§ **Exercise brief**
Look below and pull out each line with the word "Leftists".

** Start of Records supplied **

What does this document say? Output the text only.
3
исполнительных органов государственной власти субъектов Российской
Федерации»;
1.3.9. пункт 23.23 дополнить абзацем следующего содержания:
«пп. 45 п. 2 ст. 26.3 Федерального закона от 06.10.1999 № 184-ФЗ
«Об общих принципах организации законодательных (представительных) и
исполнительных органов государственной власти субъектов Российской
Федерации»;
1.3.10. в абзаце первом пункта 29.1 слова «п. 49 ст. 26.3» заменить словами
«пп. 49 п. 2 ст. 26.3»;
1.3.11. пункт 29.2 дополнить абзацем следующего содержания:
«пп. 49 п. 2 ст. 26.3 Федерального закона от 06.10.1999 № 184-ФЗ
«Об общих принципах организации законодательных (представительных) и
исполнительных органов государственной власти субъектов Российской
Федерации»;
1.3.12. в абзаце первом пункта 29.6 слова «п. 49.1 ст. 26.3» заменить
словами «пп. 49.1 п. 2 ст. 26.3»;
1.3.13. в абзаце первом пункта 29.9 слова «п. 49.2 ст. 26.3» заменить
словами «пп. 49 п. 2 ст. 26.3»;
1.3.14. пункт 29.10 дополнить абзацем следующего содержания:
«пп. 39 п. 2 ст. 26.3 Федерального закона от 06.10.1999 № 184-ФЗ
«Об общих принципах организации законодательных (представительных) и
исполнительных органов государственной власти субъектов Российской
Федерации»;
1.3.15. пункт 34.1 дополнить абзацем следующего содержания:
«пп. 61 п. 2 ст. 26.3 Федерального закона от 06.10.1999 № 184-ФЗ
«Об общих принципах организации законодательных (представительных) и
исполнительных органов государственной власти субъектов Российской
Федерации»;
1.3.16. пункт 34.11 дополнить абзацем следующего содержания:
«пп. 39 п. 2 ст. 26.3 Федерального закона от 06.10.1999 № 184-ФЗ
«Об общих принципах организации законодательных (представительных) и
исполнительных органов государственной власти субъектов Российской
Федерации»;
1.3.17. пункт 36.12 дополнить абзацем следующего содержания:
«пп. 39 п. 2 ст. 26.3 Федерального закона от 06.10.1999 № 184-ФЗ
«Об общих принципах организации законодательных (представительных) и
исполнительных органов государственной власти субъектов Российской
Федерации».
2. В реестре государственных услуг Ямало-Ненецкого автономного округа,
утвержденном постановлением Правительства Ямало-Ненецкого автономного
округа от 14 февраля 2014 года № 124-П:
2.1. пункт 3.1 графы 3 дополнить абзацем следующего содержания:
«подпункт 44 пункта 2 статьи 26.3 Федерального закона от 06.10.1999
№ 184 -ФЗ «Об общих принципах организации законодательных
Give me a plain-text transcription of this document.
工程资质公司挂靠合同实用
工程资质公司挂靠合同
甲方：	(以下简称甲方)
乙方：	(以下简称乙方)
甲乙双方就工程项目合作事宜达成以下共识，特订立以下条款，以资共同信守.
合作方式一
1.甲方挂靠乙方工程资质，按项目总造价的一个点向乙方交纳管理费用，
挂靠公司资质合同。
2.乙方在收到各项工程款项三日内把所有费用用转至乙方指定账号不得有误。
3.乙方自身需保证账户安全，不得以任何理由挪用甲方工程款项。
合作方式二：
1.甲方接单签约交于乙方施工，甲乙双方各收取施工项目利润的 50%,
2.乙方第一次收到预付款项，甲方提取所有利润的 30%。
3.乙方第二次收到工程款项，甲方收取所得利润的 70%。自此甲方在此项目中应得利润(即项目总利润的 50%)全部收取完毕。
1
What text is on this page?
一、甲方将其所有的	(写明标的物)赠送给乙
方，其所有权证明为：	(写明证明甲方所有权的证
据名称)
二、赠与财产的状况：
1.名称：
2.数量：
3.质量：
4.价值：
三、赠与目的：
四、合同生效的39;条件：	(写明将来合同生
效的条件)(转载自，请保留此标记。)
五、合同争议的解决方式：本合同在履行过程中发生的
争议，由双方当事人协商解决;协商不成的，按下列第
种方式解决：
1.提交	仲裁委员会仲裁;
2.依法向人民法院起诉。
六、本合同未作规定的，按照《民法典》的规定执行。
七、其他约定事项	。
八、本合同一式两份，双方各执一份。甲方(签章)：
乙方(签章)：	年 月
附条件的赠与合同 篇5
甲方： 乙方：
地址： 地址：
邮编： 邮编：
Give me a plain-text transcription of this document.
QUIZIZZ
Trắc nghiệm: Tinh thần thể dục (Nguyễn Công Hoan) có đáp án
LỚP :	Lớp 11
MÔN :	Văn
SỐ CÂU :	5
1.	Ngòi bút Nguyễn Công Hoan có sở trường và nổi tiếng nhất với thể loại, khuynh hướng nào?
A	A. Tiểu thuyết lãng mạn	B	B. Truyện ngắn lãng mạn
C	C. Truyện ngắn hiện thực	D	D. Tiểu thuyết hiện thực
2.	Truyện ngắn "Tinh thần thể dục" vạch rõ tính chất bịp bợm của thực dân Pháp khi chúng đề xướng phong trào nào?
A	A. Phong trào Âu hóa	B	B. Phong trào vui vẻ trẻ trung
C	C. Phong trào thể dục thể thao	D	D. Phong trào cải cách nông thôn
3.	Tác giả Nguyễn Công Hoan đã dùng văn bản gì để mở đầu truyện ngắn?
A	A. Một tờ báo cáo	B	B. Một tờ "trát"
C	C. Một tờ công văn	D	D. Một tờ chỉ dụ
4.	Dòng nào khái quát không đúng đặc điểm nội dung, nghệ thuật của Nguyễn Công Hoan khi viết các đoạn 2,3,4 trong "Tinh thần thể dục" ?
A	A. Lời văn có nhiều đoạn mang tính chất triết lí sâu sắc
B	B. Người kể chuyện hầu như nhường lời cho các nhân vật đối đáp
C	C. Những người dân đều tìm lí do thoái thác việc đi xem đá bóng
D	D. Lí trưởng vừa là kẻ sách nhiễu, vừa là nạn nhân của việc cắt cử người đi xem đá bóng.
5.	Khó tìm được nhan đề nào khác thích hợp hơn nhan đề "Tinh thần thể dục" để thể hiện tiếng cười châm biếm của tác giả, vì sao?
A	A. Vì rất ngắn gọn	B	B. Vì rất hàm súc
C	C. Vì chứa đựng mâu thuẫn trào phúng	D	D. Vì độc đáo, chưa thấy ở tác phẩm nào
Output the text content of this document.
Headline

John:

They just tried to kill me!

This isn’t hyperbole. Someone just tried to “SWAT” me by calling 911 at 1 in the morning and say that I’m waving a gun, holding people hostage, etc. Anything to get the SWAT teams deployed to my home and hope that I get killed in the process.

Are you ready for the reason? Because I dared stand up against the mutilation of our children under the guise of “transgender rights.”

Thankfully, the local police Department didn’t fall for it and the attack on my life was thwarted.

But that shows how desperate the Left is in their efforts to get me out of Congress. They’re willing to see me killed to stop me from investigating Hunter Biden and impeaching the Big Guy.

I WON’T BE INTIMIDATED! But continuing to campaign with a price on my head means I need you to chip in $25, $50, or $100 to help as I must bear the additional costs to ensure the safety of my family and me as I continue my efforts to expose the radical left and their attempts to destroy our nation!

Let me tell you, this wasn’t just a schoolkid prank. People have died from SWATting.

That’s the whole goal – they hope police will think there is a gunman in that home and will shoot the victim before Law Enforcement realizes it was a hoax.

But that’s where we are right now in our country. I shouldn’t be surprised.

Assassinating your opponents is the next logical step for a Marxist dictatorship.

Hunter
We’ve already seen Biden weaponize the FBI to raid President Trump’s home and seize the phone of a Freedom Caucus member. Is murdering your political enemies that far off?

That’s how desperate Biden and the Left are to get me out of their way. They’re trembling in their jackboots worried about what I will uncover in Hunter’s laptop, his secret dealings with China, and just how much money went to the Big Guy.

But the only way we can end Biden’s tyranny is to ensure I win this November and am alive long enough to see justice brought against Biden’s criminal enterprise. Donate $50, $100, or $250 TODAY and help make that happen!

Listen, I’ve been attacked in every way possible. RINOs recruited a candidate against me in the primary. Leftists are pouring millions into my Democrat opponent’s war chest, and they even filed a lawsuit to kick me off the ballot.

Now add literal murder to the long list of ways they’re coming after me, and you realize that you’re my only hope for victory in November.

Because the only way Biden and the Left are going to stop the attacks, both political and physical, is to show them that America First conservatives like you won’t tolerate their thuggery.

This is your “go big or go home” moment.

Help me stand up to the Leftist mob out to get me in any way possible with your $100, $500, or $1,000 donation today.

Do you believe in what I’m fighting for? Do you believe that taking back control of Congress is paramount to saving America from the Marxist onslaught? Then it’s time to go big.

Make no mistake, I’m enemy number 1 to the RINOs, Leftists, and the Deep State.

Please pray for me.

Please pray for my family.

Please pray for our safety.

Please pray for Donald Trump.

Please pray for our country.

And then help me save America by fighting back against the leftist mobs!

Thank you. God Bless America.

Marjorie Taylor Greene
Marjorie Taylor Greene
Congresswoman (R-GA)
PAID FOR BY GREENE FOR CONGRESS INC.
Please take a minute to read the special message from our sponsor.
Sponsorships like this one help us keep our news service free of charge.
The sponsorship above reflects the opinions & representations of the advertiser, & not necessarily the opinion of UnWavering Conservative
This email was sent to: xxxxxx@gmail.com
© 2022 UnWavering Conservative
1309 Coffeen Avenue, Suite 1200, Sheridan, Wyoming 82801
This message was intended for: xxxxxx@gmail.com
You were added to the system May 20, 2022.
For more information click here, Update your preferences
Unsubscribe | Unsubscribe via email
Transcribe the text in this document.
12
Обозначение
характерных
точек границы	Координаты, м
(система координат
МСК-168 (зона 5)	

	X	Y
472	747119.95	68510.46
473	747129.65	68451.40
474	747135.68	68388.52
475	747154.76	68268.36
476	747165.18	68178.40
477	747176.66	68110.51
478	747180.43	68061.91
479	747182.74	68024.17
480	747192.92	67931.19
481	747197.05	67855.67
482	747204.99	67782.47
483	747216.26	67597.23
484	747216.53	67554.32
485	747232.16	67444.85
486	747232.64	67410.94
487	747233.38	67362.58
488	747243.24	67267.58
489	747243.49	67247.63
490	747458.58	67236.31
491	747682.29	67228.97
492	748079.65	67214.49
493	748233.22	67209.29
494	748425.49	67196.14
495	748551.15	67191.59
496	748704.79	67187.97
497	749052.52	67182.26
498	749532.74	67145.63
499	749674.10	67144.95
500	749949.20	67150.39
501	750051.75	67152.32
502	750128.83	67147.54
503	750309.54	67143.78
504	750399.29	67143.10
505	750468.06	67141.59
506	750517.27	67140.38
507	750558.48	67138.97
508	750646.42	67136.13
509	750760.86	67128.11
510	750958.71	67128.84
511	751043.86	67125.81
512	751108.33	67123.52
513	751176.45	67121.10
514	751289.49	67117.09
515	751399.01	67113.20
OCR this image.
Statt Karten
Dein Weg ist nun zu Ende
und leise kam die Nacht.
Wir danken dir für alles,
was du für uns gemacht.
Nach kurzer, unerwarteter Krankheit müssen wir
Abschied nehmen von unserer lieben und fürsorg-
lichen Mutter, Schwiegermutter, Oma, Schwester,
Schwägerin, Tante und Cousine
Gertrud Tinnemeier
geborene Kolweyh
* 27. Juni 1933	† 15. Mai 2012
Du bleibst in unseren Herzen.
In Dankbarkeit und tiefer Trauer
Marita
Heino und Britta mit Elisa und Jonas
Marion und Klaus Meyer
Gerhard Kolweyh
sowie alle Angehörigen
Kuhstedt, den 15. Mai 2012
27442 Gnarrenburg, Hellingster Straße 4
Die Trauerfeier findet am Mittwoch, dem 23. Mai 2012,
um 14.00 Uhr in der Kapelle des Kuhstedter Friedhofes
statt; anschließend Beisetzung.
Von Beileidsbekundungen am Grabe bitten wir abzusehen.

** End of Records supplied **

§ **Result**
Listen, I’ve been attacked in every way possible. RINOs recruited a candidate against me in the primary. Leftists are pouring millions into my Democrat opponent’s war chest, and they even filed a lawsuit to kick me off the ballot.
Make no mistake, I’m enemy number 1 to the RINOs, Leftists, and the Deep State.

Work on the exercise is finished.